Please copy every line of the records below that holds the word "JSON".

BEGIN PROVIDED DATA

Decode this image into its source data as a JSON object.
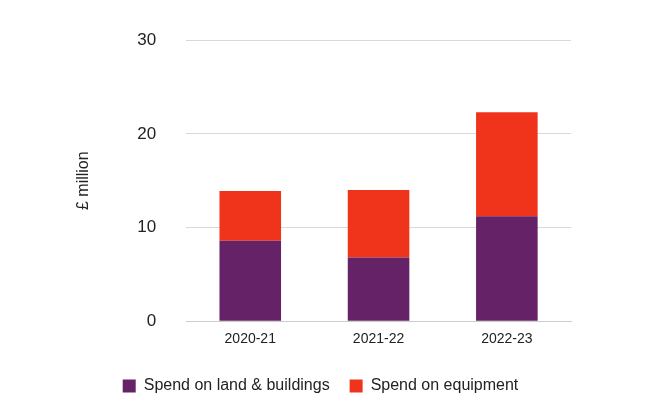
{
  "chart_data": {
    "type": "bar",
    "stacked": true,
    "categories": [
      "2020-21",
      "2021-22",
      "2022-23"
    ],
    "series": [
      {
        "name": "Spend on land & buildings",
        "color": "#662266",
        "values": [
          8.6,
          6.8,
          11.2
        ]
      },
      {
        "name": "Spend on equipment",
        "color": "#f0341c",
        "values": [
          5.3,
          7.2,
          11.1
        ]
      }
    ],
    "ylabel": "£ million",
    "ylim": [
      0,
      30
    ],
    "yticks": [
      0,
      10,
      20,
      30
    ],
    "grid": true,
    "legend": "bottom"
  }
}
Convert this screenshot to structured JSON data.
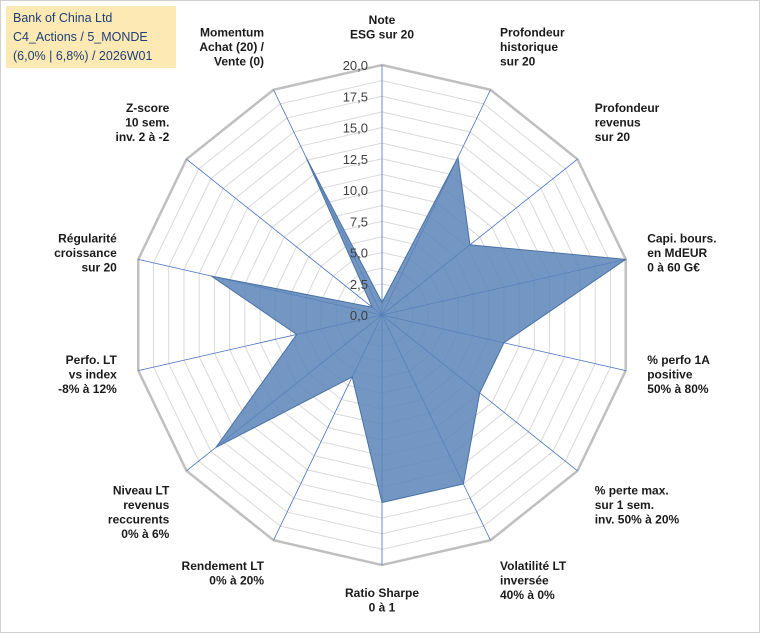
{
  "title": {
    "line1": "Bank of China Ltd",
    "line2": "C4_Actions / 5_MONDE",
    "line3": "(6,0% | 6,8%) / 2026W01"
  },
  "colors": {
    "fill": "#5b84b8",
    "stroke": "#4a72a6",
    "grid": "#d9d9d9",
    "outer_ring": "#bfbfbf",
    "spoke": "#4472c4"
  },
  "chart_data": {
    "type": "radar",
    "title": "Bank of China Ltd",
    "rmin": 0,
    "rmax": 20,
    "ticks": [
      "0,0",
      "2,5",
      "5,0",
      "7,5",
      "10,0",
      "12,5",
      "15,0",
      "17,5",
      "20,0"
    ],
    "categories": [
      [
        "Note",
        "ESG sur 20"
      ],
      [
        "Profondeur",
        "historique",
        "sur 20"
      ],
      [
        "Profondeur",
        "revenus",
        "sur 20"
      ],
      [
        "Capi. bours.",
        "en MdEUR",
        "0 à 60 G€"
      ],
      [
        "% perfo 1A",
        "positive",
        "50% à 80%"
      ],
      [
        "% perte max.",
        "sur 1 sem.",
        "inv. 50% à 20%"
      ],
      [
        "Volatilité LT",
        "inversée",
        "40% à 0%"
      ],
      [
        "Ratio Sharpe",
        "0 à 1"
      ],
      [
        "Rendement LT",
        "0% à 20%"
      ],
      [
        "Niveau LT",
        "revenus",
        "reccurents",
        "0% à 6%"
      ],
      [
        "Perfo. LT",
        "vs index",
        "-8% à 12%"
      ],
      [
        "Régularité",
        "croissance",
        "sur 20"
      ],
      [
        "Z-score",
        "10 sem.",
        "inv. 2 à -2"
      ],
      [
        "Momentum",
        "Achat (20) /",
        "Vente (0)"
      ]
    ],
    "series": [
      {
        "name": "Bank of China Ltd",
        "values": [
          1.0,
          14.0,
          9.0,
          20.0,
          10.0,
          10.0,
          15.0,
          15.0,
          5.5,
          17.0,
          7.0,
          14.0,
          1.0,
          14.0
        ]
      }
    ]
  }
}
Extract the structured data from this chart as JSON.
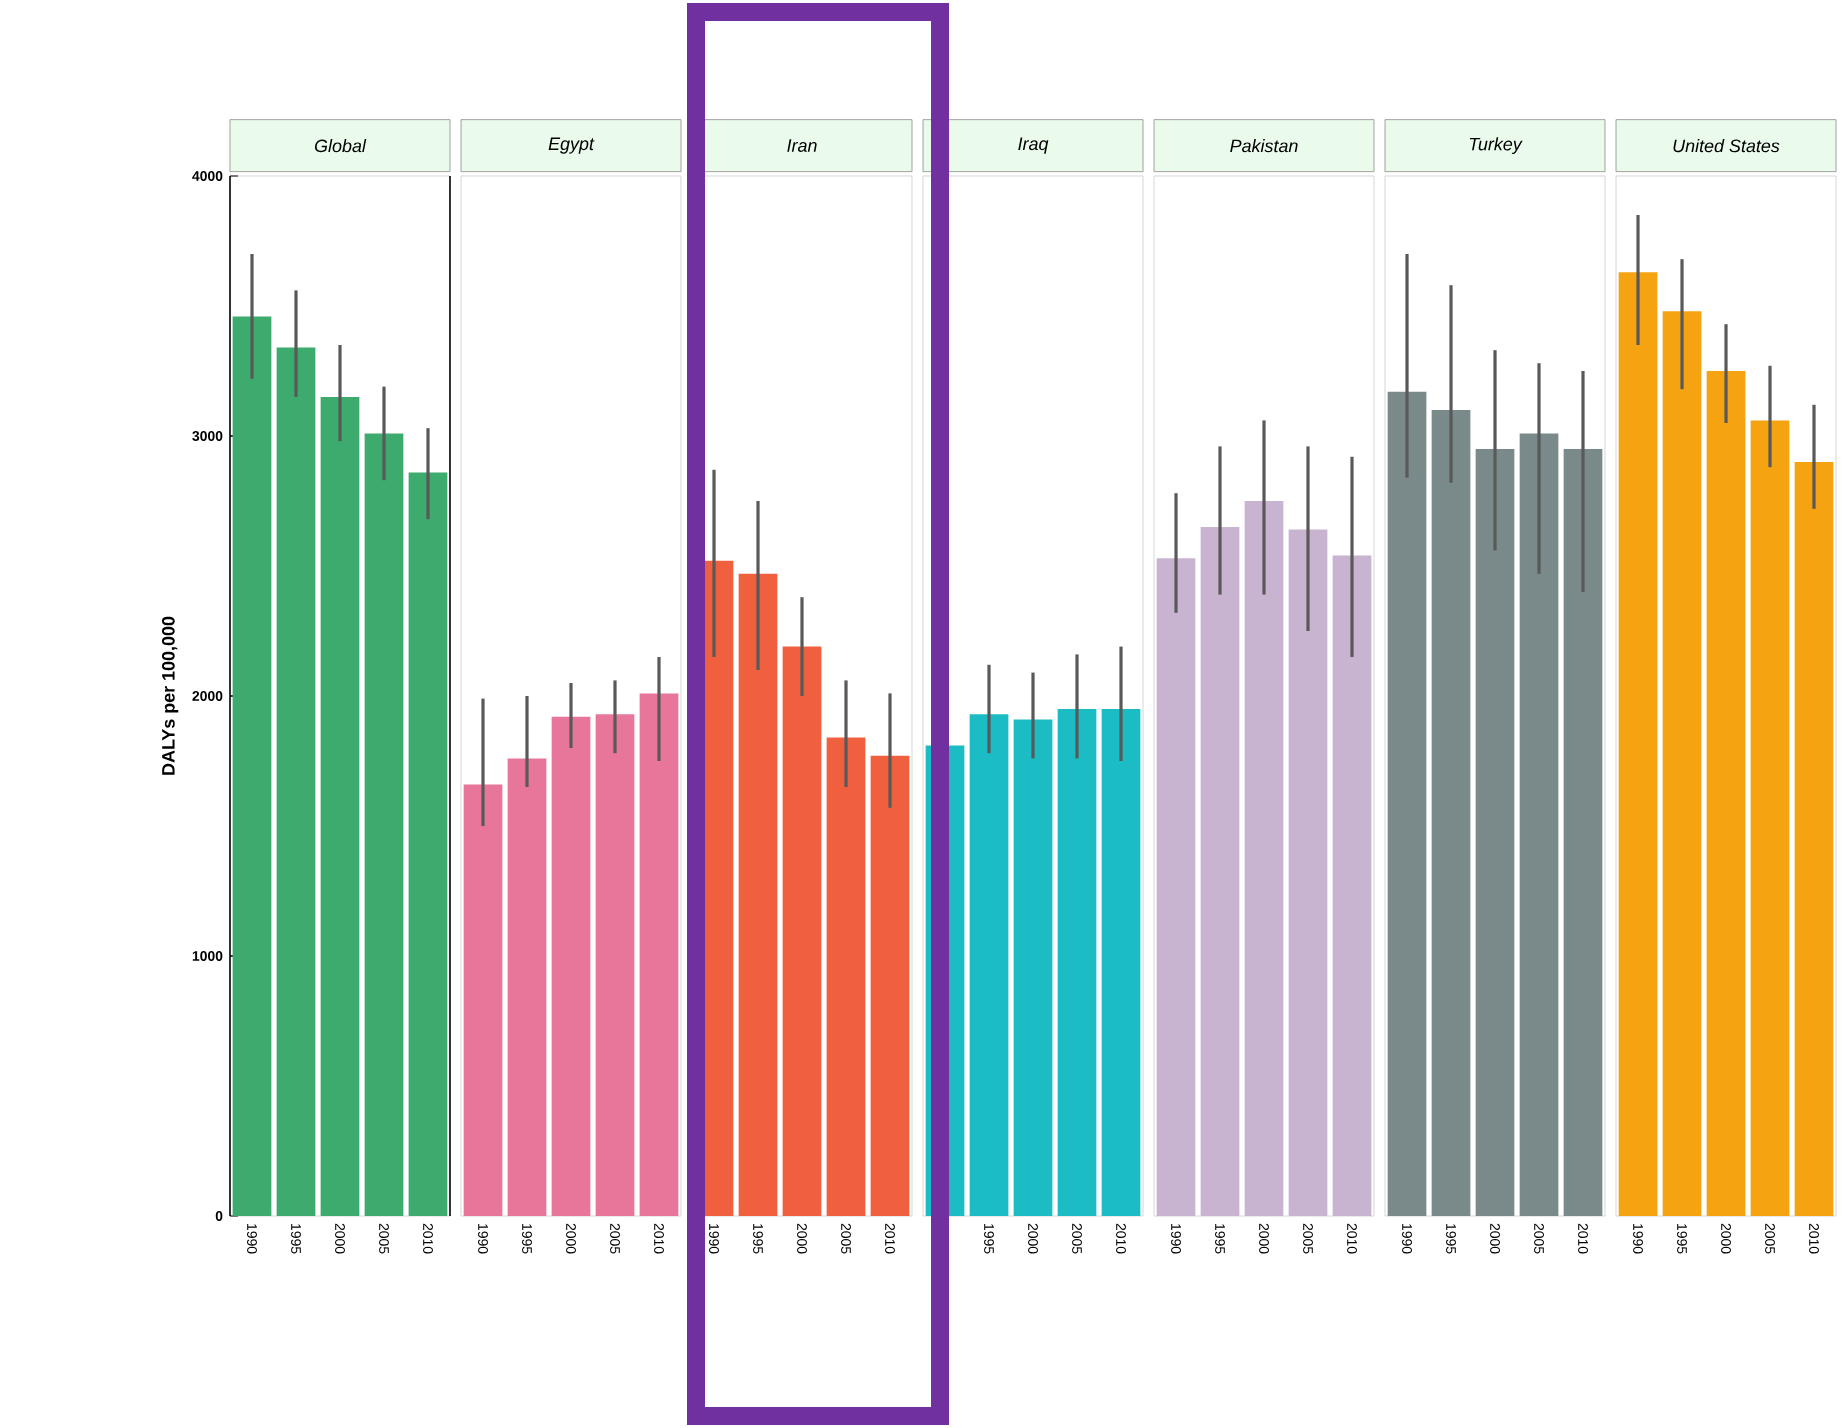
{
  "chart_data": [
    {
      "type": "bar",
      "title": "Global",
      "ylabel": "DALYs per 100,000",
      "categories": [
        "1990",
        "1995",
        "2000",
        "2005",
        "2010"
      ],
      "values": [
        3460,
        3340,
        3150,
        3010,
        2860
      ],
      "errors": [
        [
          3220,
          3700
        ],
        [
          3150,
          3560
        ],
        [
          2980,
          3350
        ],
        [
          2830,
          3190
        ],
        [
          2680,
          3030
        ]
      ],
      "color": "#3daa6e",
      "ylim": [
        0,
        4000
      ],
      "yticks": [
        0,
        1000,
        2000,
        3000,
        4000
      ]
    },
    {
      "type": "bar",
      "title": "Egypt",
      "categories": [
        "1990",
        "1995",
        "2000",
        "2005",
        "2010"
      ],
      "values": [
        1660,
        1760,
        1920,
        1930,
        2010
      ],
      "errors": [
        [
          1500,
          1990
        ],
        [
          1650,
          2000
        ],
        [
          1800,
          2050
        ],
        [
          1780,
          2060
        ],
        [
          1750,
          2150
        ]
      ],
      "color": "#e8759a",
      "ylim": [
        0,
        4000
      ],
      "yticks": [
        0,
        1000,
        2000,
        3000,
        4000
      ],
      "tick_labels": "x"
    },
    {
      "type": "bar",
      "title": "Iran",
      "categories": [
        "1990",
        "1995",
        "2000",
        "2005",
        "2010"
      ],
      "values": [
        2520,
        2470,
        2190,
        1840,
        1770
      ],
      "errors": [
        [
          2150,
          2870
        ],
        [
          2100,
          2750
        ],
        [
          2000,
          2380
        ],
        [
          1650,
          2060
        ],
        [
          1570,
          2010
        ]
      ],
      "color": "#f0603e",
      "ylim": [
        0,
        4000
      ],
      "yticks": [
        0,
        1000,
        2000,
        3000,
        4000
      ],
      "tick_labels": "x"
    },
    {
      "type": "bar",
      "title": "Iraq",
      "categories": [
        null,
        "1995",
        "2000",
        "2005",
        "2010"
      ],
      "values": [
        1810,
        1930,
        1910,
        1950,
        1950
      ],
      "errors": [
        null,
        [
          1780,
          2120
        ],
        [
          1760,
          2090
        ],
        [
          1760,
          2160
        ],
        [
          1750,
          2190
        ]
      ],
      "color": "#1bbcc4",
      "ylim": [
        0,
        4000
      ],
      "yticks": [
        0,
        1000,
        2000,
        3000,
        4000
      ],
      "tick_labels": "x"
    },
    {
      "type": "bar",
      "title": "Pakistan",
      "categories": [
        "1990",
        "1995",
        "2000",
        "2005",
        "2010"
      ],
      "values": [
        2530,
        2650,
        2750,
        2640,
        2540
      ],
      "errors": [
        [
          2320,
          2780
        ],
        [
          2390,
          2960
        ],
        [
          2390,
          3060
        ],
        [
          2250,
          2960
        ],
        [
          2150,
          2920
        ]
      ],
      "color": "#c8b4d0",
      "ylim": [
        0,
        4000
      ],
      "yticks": [
        0,
        1000,
        2000,
        3000,
        4000
      ],
      "tick_labels": "x"
    },
    {
      "type": "bar",
      "title": "Turkey",
      "categories": [
        "1990",
        "1995",
        "2000",
        "2005",
        "2010"
      ],
      "values": [
        3170,
        3100,
        2950,
        3010,
        2950
      ],
      "errors": [
        [
          2840,
          3700
        ],
        [
          2820,
          3580
        ],
        [
          2560,
          3330
        ],
        [
          2470,
          3280
        ],
        [
          2400,
          3250
        ]
      ],
      "color": "#7a8a8a",
      "ylim": [
        0,
        4000
      ],
      "yticks": [
        0,
        1000,
        2000,
        3000,
        4000
      ],
      "tick_labels": "x"
    },
    {
      "type": "bar",
      "title": "United States",
      "categories": [
        "1990",
        "1995",
        "2000",
        "2005",
        "2010"
      ],
      "values": [
        3630,
        3480,
        3250,
        3060,
        2900
      ],
      "errors": [
        [
          3350,
          3850
        ],
        [
          3180,
          3680
        ],
        [
          3050,
          3430
        ],
        [
          2880,
          3270
        ],
        [
          2720,
          3120
        ]
      ],
      "color": "#f5a311",
      "ylim": [
        0,
        4000
      ],
      "yticks": [
        0,
        1000,
        2000,
        3000,
        4000
      ],
      "tick_labels": "x"
    }
  ]
}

END PROVIDED DATA

● ANSWER TO THIS PROBLEM:
Decode this image into its source data as a JSON object.
Convert this screenshot to structured JSON data.
Extract the structured data from this chart as JSON.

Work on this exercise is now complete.